**Direction:** Select and copy out every line in the records containing "plotX".

Data items
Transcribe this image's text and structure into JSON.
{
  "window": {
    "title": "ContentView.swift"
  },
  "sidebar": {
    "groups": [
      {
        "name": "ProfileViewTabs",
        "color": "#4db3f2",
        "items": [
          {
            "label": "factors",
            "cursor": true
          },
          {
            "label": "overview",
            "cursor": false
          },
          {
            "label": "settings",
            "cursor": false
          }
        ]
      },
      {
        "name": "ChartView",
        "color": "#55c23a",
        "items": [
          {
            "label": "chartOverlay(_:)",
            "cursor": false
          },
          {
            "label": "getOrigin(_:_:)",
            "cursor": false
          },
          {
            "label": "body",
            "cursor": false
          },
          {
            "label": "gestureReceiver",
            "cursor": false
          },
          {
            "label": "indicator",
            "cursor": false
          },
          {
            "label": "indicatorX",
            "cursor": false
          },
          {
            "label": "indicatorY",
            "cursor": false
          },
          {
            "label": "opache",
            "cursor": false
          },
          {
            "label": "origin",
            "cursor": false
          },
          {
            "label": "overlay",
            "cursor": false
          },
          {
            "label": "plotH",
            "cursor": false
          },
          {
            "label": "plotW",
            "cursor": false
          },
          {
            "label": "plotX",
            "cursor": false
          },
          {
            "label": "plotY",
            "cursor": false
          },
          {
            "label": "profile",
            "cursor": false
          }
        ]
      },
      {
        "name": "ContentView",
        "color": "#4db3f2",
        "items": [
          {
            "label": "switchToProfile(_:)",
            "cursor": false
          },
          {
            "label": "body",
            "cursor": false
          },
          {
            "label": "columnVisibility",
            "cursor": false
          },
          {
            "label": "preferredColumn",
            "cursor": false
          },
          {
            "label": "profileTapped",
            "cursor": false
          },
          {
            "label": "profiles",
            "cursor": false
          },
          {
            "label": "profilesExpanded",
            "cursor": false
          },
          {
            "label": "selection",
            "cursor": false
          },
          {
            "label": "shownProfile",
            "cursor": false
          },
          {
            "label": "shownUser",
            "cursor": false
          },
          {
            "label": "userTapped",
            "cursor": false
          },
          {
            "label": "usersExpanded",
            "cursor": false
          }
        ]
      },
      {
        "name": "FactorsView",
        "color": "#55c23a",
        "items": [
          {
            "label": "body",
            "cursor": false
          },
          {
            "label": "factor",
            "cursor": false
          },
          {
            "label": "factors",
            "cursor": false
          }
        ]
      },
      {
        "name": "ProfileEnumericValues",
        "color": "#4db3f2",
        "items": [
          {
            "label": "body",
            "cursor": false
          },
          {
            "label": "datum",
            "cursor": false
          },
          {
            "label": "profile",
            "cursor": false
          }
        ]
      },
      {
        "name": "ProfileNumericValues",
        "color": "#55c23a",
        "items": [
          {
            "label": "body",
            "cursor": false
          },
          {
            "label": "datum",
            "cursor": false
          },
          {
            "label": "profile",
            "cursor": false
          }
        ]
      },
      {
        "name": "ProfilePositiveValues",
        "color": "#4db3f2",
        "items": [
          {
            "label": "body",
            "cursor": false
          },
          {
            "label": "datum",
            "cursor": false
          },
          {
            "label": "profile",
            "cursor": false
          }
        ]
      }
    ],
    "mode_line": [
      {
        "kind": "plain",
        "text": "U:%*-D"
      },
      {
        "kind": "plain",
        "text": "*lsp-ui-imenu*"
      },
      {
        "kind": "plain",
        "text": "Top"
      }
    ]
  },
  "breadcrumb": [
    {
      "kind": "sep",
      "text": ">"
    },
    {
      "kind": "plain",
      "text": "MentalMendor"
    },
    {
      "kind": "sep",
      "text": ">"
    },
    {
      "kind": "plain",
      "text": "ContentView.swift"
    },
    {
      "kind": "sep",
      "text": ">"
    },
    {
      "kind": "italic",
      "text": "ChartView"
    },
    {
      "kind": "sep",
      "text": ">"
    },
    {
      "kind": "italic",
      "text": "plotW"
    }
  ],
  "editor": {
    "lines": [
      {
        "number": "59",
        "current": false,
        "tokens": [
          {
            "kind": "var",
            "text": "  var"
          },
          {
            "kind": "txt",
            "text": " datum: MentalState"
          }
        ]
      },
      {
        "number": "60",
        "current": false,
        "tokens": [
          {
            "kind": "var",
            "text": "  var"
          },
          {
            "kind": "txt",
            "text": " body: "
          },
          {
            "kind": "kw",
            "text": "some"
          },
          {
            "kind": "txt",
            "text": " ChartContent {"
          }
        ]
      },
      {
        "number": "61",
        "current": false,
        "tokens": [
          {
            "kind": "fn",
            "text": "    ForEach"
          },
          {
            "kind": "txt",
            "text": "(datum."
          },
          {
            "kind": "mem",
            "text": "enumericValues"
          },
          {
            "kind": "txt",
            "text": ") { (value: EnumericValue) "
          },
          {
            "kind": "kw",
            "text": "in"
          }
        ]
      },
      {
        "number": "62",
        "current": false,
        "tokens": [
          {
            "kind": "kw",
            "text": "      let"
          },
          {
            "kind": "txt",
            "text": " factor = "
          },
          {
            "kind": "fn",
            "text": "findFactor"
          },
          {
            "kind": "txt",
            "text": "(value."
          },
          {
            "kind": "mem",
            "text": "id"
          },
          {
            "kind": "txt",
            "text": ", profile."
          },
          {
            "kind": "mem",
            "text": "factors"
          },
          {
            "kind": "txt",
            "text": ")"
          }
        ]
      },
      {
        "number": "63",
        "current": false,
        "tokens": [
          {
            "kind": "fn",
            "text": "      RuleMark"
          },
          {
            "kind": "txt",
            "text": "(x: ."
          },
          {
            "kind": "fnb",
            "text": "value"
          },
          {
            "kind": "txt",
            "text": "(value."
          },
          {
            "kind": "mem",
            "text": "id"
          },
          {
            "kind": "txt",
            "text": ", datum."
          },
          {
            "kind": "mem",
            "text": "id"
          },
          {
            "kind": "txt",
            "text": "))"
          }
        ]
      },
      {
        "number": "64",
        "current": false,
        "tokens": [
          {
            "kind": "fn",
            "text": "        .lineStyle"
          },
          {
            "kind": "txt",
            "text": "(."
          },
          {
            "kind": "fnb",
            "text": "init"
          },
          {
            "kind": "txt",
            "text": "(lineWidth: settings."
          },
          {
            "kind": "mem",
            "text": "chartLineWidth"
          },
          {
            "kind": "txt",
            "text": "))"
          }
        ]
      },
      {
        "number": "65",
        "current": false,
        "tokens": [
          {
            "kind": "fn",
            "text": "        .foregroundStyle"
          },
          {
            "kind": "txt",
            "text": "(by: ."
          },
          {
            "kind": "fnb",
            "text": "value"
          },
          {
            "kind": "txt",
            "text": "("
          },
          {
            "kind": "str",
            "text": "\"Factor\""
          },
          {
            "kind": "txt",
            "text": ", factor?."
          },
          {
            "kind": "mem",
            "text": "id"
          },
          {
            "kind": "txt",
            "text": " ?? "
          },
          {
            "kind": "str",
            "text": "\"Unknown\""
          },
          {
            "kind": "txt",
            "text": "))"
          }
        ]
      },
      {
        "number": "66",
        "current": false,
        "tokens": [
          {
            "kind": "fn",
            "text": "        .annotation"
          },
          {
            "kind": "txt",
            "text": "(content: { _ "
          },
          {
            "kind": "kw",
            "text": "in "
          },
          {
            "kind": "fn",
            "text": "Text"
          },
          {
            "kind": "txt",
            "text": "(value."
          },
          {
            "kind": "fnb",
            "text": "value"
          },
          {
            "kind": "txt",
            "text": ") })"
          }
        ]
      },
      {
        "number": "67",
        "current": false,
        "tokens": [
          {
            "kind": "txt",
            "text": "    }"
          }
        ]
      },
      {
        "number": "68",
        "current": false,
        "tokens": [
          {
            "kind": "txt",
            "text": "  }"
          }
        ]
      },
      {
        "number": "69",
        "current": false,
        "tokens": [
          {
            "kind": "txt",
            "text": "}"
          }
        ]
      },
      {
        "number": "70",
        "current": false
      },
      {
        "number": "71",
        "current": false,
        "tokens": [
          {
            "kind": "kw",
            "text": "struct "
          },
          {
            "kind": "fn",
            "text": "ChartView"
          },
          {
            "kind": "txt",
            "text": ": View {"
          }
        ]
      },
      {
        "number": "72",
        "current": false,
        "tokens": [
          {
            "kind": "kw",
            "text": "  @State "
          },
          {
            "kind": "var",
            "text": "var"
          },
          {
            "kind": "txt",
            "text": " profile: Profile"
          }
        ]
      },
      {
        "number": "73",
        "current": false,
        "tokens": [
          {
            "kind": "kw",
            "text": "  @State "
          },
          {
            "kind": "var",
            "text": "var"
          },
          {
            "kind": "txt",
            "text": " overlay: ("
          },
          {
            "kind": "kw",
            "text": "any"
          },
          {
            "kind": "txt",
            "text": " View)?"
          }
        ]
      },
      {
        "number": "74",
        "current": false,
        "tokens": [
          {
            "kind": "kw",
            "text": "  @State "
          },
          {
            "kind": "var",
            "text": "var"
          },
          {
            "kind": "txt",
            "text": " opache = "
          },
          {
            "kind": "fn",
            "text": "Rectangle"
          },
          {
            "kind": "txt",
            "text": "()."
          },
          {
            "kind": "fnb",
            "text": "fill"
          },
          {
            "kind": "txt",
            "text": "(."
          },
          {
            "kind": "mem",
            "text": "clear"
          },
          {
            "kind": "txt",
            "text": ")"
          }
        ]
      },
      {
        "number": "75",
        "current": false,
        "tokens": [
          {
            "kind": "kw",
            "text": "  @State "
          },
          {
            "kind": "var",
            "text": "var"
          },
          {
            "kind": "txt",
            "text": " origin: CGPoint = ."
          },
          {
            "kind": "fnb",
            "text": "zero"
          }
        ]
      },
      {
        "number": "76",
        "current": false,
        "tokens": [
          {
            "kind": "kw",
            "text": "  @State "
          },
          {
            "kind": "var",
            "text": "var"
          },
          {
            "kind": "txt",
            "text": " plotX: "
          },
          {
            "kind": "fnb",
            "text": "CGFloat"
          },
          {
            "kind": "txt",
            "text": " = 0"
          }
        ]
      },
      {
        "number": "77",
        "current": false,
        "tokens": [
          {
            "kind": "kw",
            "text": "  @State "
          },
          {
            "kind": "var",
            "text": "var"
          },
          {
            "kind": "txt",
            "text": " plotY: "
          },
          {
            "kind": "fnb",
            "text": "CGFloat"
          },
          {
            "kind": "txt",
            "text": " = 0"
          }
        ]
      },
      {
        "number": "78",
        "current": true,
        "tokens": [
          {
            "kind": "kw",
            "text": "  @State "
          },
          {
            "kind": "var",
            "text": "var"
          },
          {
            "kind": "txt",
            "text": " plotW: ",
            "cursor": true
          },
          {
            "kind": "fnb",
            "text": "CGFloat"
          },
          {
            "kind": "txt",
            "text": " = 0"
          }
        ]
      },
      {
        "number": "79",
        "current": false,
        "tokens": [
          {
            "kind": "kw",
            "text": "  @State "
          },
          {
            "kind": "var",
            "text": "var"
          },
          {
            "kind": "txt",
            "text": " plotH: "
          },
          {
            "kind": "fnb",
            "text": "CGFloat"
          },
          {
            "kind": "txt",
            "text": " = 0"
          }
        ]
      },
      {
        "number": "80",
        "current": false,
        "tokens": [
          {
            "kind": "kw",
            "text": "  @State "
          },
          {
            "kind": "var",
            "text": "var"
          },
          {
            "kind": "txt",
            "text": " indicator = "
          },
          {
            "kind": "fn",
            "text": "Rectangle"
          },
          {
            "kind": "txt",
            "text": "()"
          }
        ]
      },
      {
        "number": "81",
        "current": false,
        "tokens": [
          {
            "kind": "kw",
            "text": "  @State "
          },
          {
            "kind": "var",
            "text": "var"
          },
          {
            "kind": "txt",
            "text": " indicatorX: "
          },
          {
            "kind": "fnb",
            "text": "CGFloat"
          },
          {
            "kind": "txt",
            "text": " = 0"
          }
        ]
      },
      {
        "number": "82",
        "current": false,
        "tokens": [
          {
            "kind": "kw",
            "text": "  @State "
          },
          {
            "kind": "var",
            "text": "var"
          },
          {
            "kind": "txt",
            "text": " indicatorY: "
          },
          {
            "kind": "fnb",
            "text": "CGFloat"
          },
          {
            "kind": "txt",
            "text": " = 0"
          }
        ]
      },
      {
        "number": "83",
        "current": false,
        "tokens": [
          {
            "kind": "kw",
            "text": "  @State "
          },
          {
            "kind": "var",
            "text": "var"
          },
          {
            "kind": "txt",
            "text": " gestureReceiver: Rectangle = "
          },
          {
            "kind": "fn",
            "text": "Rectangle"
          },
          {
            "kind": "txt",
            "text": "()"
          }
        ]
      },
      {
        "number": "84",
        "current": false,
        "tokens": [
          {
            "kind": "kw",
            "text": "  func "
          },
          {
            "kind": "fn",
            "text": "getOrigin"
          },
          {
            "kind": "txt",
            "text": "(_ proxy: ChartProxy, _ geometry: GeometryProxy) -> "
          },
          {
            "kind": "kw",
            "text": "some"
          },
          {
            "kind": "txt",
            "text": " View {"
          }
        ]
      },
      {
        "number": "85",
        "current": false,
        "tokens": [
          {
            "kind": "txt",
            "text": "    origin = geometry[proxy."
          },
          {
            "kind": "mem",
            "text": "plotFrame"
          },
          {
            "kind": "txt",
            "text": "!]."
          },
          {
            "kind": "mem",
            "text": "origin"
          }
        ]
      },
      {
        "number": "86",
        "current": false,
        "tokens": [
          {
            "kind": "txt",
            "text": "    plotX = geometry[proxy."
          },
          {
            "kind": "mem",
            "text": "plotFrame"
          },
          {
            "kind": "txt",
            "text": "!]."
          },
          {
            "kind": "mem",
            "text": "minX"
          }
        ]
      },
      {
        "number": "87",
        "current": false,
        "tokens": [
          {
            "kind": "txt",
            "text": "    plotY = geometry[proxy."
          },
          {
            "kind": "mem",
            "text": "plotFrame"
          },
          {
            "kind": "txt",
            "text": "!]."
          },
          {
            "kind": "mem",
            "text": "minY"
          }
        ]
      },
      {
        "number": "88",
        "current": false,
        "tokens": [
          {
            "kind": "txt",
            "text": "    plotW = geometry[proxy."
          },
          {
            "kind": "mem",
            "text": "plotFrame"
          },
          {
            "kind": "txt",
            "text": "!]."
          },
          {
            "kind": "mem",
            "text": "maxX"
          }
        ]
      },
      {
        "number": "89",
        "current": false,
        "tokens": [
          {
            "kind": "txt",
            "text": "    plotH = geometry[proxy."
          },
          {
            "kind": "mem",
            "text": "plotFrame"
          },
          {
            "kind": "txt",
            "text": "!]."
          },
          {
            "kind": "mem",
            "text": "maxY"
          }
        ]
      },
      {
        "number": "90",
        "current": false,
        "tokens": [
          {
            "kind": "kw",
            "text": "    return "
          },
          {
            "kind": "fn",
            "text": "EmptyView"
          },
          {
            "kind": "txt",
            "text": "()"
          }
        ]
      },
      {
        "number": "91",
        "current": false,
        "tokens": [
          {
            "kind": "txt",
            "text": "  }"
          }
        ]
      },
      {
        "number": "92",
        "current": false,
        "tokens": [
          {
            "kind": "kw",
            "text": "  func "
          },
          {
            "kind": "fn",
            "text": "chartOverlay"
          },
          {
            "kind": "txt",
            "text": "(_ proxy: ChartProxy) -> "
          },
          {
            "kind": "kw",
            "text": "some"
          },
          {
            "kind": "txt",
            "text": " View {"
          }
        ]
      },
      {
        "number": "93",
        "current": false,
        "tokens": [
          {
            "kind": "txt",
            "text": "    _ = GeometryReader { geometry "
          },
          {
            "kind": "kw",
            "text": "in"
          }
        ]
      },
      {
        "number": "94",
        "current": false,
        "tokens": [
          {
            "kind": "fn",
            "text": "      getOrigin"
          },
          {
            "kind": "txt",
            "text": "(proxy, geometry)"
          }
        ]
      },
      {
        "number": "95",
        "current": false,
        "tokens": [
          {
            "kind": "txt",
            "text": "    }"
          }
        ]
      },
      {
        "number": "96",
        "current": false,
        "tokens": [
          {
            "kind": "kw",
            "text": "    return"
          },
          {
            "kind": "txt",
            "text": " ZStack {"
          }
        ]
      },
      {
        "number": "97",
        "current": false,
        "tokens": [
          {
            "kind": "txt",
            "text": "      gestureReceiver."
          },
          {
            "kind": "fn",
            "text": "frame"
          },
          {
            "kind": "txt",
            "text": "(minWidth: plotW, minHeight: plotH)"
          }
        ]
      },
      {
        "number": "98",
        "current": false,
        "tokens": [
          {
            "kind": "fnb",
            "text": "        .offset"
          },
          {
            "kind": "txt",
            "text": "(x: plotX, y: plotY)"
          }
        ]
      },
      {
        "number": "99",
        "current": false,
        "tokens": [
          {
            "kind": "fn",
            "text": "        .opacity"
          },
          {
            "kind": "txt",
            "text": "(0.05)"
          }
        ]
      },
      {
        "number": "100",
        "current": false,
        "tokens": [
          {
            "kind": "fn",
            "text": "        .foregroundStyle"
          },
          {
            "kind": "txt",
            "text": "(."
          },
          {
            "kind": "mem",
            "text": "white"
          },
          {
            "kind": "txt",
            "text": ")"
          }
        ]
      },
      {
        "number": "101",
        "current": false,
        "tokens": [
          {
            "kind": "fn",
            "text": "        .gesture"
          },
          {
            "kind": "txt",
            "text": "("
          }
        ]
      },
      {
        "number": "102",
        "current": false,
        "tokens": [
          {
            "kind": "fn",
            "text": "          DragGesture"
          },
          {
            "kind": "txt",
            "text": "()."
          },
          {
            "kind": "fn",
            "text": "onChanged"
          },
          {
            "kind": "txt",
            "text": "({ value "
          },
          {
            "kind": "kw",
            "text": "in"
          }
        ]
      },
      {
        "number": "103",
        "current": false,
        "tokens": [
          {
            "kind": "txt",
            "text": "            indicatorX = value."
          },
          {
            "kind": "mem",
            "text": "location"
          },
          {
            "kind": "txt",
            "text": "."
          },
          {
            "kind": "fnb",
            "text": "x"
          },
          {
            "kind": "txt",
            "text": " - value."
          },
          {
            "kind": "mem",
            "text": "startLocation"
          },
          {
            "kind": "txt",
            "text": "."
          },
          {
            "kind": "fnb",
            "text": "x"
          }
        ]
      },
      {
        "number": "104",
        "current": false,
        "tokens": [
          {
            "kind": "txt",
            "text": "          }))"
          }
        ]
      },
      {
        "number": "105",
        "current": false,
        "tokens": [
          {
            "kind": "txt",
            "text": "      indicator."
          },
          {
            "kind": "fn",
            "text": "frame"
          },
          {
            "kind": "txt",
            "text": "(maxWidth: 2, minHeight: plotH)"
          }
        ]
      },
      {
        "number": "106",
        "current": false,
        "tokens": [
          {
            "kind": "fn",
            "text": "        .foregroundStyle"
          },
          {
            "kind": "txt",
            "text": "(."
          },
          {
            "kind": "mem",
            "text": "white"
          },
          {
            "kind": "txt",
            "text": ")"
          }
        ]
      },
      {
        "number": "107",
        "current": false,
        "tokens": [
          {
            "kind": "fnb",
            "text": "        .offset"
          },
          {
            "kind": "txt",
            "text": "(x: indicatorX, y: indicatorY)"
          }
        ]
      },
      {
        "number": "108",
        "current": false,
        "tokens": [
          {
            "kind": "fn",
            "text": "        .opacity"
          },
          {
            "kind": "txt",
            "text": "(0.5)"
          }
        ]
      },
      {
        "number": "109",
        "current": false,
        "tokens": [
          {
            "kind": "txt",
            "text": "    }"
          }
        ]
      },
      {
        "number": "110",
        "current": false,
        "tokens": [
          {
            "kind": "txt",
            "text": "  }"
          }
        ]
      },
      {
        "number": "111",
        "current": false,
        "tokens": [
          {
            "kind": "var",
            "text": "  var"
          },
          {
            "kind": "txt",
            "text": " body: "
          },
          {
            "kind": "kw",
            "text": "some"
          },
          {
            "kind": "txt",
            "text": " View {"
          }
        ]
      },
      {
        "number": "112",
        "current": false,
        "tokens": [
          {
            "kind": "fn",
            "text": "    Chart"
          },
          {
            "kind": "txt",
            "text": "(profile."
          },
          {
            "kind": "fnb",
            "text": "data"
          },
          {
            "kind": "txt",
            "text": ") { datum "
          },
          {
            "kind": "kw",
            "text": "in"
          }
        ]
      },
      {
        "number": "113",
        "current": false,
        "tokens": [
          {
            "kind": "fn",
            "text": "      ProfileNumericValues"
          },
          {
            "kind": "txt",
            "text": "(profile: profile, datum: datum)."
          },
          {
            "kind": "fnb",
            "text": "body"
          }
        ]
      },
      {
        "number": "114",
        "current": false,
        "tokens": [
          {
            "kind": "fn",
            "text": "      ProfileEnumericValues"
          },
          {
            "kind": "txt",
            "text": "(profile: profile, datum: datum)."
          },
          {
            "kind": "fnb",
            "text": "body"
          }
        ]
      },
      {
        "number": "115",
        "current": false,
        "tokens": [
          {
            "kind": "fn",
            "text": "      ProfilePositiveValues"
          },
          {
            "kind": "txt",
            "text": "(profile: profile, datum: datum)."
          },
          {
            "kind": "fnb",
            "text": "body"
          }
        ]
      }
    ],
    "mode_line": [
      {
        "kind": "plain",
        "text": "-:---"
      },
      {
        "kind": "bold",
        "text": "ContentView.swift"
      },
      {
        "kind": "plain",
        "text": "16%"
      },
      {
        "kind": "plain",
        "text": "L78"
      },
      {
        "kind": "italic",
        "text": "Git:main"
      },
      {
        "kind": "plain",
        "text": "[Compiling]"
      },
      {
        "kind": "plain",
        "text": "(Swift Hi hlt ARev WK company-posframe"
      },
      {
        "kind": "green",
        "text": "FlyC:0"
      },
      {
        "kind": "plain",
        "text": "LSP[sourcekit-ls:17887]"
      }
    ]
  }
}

**Solution to this exercise:**
            "label": "plotX",
            "text": " plotX: "
            "text": "    plotX = geometry[proxy."
            "text": "(x: plotX, y: plotY)"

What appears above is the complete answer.